§ **EXERCISE GOAL**: Where a line in the listing contains the string "high", copy that line out.

§ **DATA SHOWN**:

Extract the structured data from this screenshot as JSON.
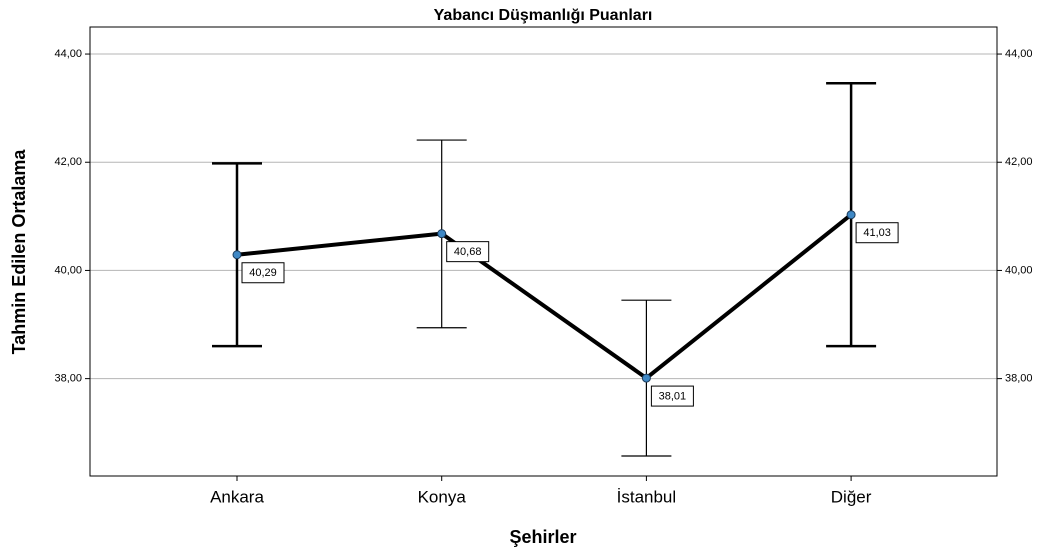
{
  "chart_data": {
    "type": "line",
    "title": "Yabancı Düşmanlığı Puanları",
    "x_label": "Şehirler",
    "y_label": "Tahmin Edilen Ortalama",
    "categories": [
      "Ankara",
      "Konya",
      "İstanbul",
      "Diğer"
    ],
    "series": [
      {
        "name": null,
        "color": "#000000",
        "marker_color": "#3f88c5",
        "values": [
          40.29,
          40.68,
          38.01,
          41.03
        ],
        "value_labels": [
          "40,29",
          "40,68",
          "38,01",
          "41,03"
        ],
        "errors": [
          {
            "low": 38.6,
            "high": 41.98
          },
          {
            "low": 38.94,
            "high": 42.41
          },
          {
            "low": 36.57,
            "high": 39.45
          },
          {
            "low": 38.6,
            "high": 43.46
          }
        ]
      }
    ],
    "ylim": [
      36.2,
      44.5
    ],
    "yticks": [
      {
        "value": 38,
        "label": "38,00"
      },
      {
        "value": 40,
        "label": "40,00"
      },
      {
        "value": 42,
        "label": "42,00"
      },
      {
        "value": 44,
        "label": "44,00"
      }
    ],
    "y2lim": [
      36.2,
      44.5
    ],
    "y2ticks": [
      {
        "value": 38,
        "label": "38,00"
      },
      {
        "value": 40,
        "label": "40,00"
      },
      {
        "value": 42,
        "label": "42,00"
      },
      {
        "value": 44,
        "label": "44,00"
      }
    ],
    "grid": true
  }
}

§ **FINISHED ANSWER**:
            "high": 41.98
            "high": 42.41
            "high": 39.45
            "high": 43.46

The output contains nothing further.